### REQUIREMENTS
Return the material from its first line through the line containing "opencounter-brand[interactable]: OpenCounter <box>1499", reproducing each line with no changes.

### TASK INPUTS
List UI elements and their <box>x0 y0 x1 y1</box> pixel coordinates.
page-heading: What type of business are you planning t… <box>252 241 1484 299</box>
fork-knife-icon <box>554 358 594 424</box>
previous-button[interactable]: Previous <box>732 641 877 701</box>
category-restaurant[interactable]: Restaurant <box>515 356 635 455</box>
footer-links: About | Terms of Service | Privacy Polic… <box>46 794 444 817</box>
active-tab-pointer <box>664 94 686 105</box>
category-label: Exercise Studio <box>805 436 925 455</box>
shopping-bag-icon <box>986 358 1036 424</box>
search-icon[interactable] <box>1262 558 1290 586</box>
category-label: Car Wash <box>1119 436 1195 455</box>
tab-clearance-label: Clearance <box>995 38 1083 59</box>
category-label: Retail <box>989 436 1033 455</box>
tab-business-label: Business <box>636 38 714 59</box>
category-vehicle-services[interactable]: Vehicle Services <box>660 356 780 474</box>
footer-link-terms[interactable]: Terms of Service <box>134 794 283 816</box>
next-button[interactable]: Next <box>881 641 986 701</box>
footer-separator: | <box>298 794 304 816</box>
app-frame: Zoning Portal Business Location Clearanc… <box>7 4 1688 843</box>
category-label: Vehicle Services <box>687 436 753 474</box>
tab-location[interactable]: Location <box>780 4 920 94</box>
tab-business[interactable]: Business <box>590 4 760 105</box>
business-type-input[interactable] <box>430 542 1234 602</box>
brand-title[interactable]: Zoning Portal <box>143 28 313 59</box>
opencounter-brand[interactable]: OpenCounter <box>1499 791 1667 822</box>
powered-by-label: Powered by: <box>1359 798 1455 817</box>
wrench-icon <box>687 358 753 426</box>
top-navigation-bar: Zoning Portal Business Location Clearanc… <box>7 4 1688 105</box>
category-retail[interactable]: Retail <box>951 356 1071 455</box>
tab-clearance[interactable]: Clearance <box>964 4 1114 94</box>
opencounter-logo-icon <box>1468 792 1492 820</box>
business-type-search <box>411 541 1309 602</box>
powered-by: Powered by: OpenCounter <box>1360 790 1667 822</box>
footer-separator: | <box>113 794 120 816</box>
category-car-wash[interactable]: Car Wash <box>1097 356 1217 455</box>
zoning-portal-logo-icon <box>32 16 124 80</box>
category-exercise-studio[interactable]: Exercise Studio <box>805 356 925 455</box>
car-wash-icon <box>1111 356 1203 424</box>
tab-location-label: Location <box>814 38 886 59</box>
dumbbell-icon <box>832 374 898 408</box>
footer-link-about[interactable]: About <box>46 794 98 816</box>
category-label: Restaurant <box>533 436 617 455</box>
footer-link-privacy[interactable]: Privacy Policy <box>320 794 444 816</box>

### REPLY TO THE TASK
List UI elements and their <box>x0 y0 x1 y1</box> pixel coordinates.
page-heading: What type of business are you planning t… <box>252 241 1484 299</box>
fork-knife-icon <box>554 358 594 424</box>
previous-button[interactable]: Previous <box>732 641 877 701</box>
category-restaurant[interactable]: Restaurant <box>515 356 635 455</box>
footer-links: About | Terms of Service | Privacy Polic… <box>46 794 444 817</box>
active-tab-pointer <box>664 94 686 105</box>
category-label: Exercise Studio <box>805 436 925 455</box>
shopping-bag-icon <box>986 358 1036 424</box>
search-icon[interactable] <box>1262 558 1290 586</box>
category-label: Car Wash <box>1119 436 1195 455</box>
tab-clearance-label: Clearance <box>995 38 1083 59</box>
category-label: Retail <box>989 436 1033 455</box>
tab-business-label: Business <box>636 38 714 59</box>
category-vehicle-services[interactable]: Vehicle Services <box>660 356 780 474</box>
footer-link-terms[interactable]: Terms of Service <box>134 794 283 816</box>
next-button[interactable]: Next <box>881 641 986 701</box>
footer-separator: | <box>298 794 304 816</box>
app-frame: Zoning Portal Business Location Clearanc… <box>7 4 1688 843</box>
category-label: Vehicle Services <box>687 436 753 474</box>
tab-location[interactable]: Location <box>780 4 920 94</box>
tab-business[interactable]: Business <box>590 4 760 105</box>
business-type-input[interactable] <box>430 542 1234 602</box>
brand-title[interactable]: Zoning Portal <box>143 28 313 59</box>
opencounter-brand[interactable]: OpenCounter <box>1499 791 1667 822</box>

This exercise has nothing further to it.